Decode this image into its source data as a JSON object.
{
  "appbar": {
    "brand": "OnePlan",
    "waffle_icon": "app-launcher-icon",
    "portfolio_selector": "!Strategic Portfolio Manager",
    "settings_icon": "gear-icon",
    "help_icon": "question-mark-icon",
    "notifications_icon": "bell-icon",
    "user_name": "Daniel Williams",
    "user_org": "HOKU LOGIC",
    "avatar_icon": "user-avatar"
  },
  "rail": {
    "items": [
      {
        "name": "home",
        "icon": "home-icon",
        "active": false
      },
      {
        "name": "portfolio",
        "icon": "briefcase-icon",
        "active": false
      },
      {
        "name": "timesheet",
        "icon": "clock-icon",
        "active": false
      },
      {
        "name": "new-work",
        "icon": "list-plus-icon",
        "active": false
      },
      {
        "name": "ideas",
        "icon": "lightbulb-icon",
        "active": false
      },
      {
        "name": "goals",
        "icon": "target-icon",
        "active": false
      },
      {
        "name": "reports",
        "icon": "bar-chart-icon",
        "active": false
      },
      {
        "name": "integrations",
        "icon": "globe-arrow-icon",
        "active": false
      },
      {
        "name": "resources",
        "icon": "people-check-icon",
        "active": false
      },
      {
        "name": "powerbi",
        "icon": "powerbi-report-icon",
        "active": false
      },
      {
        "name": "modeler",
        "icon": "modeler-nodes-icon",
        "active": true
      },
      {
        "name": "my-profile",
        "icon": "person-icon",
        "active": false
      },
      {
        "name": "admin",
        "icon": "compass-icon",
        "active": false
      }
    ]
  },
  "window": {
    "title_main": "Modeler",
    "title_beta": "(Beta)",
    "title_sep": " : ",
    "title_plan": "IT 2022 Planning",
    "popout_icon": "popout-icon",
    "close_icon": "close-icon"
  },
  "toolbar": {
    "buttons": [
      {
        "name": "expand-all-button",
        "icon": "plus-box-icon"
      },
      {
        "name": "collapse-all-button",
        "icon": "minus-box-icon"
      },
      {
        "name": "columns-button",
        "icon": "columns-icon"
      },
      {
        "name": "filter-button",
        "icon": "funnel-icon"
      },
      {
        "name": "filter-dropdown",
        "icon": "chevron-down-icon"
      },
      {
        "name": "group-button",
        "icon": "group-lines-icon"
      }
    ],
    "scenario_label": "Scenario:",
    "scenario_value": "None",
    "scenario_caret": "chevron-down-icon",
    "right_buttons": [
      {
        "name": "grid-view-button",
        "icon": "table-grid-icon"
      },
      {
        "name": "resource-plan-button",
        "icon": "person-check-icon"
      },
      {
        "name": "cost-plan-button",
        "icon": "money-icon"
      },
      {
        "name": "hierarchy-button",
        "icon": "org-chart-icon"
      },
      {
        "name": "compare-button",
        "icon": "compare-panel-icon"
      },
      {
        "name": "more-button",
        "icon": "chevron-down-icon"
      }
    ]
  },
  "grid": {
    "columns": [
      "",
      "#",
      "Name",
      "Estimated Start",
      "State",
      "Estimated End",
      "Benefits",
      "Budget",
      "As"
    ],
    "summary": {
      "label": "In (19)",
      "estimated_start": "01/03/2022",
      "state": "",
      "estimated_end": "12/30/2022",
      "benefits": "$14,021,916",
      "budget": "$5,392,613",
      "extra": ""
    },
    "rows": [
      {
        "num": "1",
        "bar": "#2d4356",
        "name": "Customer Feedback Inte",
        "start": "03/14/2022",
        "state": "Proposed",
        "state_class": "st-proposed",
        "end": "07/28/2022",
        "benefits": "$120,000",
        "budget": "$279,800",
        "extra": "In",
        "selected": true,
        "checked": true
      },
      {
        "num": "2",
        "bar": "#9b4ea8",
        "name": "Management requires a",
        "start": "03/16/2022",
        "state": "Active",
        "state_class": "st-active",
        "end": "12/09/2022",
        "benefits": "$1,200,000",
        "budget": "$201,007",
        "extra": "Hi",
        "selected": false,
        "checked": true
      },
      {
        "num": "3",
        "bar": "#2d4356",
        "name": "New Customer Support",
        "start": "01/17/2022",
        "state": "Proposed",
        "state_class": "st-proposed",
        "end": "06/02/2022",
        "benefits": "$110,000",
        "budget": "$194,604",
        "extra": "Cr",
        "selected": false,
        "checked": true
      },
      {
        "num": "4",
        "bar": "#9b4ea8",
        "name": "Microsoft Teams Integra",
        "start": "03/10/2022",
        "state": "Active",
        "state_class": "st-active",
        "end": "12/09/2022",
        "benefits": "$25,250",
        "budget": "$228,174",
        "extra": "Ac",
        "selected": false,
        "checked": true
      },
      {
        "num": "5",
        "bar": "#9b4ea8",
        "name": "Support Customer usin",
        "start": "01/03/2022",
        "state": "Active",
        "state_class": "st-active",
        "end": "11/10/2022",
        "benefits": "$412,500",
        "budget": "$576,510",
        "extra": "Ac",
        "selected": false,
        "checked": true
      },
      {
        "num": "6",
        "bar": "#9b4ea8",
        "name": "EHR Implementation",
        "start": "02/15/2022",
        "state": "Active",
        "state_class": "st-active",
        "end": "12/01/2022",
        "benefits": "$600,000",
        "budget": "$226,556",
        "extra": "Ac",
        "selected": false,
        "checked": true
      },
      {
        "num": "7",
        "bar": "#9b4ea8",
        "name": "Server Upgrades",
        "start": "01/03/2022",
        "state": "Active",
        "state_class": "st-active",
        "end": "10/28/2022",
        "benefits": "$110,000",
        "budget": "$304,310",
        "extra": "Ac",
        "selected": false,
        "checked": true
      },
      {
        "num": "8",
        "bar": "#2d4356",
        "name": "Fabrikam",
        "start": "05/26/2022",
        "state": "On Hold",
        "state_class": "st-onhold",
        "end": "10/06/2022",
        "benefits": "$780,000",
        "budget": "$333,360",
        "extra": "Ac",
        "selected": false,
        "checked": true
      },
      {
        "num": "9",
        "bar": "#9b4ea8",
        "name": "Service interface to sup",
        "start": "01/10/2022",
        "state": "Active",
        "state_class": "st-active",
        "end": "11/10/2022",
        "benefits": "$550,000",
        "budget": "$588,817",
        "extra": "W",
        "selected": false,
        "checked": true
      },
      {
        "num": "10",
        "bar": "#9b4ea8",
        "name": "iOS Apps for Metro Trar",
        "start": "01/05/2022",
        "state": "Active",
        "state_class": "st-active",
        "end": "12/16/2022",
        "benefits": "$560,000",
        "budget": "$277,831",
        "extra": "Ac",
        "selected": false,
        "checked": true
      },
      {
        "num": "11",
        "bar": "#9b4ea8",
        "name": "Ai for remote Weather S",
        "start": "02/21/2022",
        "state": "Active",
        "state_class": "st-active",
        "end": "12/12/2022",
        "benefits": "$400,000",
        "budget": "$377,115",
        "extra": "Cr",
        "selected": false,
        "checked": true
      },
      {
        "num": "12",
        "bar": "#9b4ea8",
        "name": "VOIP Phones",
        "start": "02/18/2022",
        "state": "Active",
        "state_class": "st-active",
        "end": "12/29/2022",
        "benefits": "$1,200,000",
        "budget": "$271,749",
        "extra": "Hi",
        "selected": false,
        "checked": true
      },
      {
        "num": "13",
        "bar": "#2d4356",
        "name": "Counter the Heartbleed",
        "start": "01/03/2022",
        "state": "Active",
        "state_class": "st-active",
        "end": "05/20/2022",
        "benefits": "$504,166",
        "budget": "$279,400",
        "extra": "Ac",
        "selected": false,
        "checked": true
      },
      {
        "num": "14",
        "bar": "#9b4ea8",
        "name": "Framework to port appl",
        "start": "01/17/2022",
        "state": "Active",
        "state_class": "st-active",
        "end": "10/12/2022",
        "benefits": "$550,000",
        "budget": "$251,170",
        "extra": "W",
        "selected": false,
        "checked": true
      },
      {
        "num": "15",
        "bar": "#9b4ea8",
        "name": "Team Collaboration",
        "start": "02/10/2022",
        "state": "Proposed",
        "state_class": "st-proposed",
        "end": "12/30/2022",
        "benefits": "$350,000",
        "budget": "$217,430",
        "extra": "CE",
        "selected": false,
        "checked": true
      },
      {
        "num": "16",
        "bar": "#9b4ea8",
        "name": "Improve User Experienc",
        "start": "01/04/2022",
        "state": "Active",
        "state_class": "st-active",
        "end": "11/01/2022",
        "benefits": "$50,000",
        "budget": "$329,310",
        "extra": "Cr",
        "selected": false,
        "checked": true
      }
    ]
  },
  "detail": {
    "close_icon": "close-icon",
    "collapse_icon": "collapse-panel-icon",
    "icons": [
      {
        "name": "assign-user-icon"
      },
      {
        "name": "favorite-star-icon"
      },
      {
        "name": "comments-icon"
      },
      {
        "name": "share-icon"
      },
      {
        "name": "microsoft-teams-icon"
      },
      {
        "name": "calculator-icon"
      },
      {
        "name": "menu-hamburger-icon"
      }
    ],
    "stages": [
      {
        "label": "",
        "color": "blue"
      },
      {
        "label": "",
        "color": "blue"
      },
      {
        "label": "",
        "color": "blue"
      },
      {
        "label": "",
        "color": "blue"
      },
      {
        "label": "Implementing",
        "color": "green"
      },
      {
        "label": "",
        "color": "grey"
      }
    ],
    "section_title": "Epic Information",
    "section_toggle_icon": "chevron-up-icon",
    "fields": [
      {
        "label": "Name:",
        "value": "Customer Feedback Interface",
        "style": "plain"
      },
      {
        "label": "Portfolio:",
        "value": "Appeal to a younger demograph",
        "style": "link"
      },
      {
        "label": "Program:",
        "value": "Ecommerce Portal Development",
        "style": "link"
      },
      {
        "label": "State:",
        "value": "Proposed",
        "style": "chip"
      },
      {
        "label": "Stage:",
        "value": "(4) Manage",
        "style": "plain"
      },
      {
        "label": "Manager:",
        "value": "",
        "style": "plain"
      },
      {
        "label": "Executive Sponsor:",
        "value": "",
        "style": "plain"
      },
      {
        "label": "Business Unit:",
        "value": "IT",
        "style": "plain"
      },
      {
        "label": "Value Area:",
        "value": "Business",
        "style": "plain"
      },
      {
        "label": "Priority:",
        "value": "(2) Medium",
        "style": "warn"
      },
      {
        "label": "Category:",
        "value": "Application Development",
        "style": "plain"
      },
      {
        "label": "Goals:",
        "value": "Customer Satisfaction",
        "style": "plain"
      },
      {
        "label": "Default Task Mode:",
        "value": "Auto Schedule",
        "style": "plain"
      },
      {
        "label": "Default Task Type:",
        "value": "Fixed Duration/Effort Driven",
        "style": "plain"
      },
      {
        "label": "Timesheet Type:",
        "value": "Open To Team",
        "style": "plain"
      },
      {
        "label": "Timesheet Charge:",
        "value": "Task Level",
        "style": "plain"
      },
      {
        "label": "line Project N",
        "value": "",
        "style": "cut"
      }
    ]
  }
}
○ ○ ○
Above are the records. Identify each line that contains the word "Business".

        "label": "Business Unit:",
        "value": "Business",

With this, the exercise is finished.